Connecting Through Stories: Seventh-Graders and Fourth-Graders Come Together to Create a 'Quilt'
Story by Kelly Howes
“There will be times when you walk into a room and no one there is quite like you.”
This is the first sentence of The Day You Begin, a picture book by Jacqueline Woodson, the award-winning author of the celebrated memoir-in-verse Brown Girl Dreaming and other books for children, young adults and adults. This beautifully illustrated, lyrical story features a diverse cast of characters who converge in a classroom on the first day of school and learn that differences make people wonderfully unique, that similarities unite them, and that sharing stories can help them connect with each other.
In their seventh-grade classrooms, Durham Academy students encountered this book as the center of their first seminar discussion of the school year. The seventh-graders’ positive response to the book and sensitive analysis of its messages led me and my language arts teaching partner, Rachel Cummings, to consider an extension activity that would reach across the distance between the Middle and Lower Schools and bring younger and older students together for a fun and meaningful experience.
Once they leave the friendly halls of the Lower School, the location of DA’s Middle School can make it challenging for students to easily venture back. They continue to cherish their memories of simpler times and especially of beloved teachers, but the geography of campuses 2 miles apart means that interactions between Middle School students and younger students can be somewhat rare.
As teachers, we are well aware that one of the best paths toward learning is provided by the necessity of teaching something to others. The central lesson of The Day You Begin is that by actively embracing differences, celebrating similarities and sharing stories, we can forge connections with others in ways that make us even stronger versions of ourselves. What better way to reinforce values of empathy and inclusion than to give our seventh-graders an opportunity to teach fourth-grade students that lesson?

TO-DO LIST:
a – Print everything in the story-quilt article from "As teachers, we" down to "students that lesson?".
b – Name every person identified by name in the story-quilt article.

DATA SHOWN:
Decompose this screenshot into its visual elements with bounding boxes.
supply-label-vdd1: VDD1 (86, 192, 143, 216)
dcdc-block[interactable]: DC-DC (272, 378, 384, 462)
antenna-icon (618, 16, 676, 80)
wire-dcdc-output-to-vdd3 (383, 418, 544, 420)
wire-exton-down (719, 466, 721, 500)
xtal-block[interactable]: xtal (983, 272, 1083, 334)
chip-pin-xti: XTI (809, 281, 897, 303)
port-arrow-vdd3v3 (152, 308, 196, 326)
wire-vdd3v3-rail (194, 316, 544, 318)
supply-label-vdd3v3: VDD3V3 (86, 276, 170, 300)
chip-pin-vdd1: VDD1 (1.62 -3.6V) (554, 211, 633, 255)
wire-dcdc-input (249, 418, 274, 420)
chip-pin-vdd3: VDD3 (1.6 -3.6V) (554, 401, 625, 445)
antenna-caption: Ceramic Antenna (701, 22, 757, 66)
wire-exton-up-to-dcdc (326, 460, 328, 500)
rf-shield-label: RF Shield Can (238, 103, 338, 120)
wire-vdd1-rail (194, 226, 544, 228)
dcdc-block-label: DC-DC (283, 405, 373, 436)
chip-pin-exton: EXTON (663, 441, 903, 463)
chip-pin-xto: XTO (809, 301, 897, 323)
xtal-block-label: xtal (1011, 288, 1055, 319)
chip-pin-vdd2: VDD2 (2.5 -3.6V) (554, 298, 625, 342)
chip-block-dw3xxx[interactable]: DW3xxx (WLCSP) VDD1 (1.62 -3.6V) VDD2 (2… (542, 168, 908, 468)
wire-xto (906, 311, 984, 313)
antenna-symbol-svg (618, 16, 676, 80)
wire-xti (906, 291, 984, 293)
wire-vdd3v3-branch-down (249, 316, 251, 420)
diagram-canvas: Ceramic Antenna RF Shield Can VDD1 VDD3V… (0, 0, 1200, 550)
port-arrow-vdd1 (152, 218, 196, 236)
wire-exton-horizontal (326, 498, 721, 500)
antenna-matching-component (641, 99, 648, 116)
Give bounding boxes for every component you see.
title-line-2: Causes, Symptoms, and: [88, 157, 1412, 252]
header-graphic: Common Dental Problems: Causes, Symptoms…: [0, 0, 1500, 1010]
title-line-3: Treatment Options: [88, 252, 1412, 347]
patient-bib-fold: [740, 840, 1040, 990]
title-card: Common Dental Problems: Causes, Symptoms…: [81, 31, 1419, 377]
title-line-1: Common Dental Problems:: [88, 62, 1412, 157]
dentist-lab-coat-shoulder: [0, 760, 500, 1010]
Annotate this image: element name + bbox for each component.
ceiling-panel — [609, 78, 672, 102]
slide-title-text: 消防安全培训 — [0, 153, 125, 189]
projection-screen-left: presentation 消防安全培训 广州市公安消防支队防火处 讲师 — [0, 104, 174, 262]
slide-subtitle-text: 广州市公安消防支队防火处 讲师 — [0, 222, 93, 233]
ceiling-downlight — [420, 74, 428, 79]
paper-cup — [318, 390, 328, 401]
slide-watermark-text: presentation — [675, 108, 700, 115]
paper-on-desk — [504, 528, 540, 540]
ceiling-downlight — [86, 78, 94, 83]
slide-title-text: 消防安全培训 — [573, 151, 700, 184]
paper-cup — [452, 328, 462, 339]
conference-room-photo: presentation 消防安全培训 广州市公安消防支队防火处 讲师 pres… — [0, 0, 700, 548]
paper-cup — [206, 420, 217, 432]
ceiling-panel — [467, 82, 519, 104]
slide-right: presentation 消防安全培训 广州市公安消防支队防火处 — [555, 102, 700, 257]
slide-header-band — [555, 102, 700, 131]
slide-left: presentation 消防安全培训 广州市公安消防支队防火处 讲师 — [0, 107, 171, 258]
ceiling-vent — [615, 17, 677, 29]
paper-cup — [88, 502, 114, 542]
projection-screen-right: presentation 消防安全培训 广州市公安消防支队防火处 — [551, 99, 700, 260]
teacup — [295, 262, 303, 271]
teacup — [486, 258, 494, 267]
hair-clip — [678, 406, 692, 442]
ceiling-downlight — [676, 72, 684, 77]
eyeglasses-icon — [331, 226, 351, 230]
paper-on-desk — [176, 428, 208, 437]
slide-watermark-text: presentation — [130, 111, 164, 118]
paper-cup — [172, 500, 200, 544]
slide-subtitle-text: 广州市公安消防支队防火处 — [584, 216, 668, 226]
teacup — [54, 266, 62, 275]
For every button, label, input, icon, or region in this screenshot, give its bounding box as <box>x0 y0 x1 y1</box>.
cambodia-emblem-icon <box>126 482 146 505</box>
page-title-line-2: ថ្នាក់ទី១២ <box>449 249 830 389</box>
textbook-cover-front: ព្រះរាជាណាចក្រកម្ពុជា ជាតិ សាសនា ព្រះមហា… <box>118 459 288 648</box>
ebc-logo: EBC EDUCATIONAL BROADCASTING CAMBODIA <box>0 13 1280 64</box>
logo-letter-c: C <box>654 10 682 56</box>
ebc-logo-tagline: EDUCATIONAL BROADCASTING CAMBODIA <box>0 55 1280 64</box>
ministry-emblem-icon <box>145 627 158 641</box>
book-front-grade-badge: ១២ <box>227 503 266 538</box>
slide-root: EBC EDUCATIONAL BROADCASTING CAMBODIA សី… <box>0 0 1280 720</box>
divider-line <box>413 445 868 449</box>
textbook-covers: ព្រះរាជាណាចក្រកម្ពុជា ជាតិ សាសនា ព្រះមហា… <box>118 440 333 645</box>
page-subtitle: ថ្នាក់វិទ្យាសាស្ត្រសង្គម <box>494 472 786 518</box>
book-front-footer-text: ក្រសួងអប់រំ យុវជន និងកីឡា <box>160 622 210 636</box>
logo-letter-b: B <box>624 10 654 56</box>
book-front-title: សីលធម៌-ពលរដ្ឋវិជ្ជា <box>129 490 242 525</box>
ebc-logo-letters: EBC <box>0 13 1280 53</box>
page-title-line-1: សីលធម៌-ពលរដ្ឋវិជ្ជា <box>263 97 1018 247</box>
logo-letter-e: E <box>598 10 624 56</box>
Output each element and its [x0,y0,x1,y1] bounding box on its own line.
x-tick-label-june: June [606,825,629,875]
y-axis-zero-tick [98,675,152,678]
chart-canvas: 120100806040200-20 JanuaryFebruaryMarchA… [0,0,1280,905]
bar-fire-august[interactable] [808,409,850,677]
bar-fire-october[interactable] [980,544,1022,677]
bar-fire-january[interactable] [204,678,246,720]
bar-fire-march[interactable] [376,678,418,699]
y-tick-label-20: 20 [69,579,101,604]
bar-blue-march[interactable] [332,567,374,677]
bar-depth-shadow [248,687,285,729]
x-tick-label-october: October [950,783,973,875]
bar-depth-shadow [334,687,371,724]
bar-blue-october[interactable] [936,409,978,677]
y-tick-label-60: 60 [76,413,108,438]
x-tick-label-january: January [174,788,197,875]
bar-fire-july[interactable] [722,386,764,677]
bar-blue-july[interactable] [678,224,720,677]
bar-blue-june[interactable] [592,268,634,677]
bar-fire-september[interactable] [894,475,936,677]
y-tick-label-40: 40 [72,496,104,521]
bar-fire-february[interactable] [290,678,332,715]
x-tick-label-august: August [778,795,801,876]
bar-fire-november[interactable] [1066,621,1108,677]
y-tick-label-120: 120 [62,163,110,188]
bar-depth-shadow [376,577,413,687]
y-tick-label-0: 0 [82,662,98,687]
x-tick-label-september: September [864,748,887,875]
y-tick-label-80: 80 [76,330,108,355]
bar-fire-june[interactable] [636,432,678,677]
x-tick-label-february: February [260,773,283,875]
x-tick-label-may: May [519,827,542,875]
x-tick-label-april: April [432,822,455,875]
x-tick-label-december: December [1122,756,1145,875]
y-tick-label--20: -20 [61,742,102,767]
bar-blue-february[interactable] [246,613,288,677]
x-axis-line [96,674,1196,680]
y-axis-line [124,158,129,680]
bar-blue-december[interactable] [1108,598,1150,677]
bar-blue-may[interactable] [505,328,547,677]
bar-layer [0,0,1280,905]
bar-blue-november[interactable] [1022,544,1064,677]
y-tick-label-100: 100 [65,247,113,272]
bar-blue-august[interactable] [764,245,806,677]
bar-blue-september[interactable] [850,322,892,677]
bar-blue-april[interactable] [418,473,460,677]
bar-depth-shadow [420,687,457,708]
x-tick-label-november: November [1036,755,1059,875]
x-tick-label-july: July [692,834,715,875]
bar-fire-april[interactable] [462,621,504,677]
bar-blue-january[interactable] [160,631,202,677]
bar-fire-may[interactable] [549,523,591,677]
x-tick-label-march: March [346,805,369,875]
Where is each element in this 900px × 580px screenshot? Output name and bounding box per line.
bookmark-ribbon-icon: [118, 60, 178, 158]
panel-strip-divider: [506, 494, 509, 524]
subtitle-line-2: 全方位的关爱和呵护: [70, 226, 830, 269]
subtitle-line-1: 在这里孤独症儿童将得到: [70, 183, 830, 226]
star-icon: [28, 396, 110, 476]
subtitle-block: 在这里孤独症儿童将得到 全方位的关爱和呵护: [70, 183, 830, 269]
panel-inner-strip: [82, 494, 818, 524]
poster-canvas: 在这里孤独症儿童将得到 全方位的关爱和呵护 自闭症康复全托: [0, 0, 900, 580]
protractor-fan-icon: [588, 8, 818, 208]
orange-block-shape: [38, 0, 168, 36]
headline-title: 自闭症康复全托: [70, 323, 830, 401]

ANSWERS IN ORDER:
a –
As teachers, we are well aware that one of the best paths toward learning is provided by the necessity of teaching something to others. The central lesson of The Day You Begin is that by actively embracing differences, celebrating similarities and sharing stories, we can forge connections with others in ways that make us even stronger versions of ourselves. What better way to reinforce values of empathy and inclusion than to give our seventh-graders an opportunity to teach fourth-grade students that lesson?

b –
Kelly Howes
Jacqueline Woodson
Rachel Cummings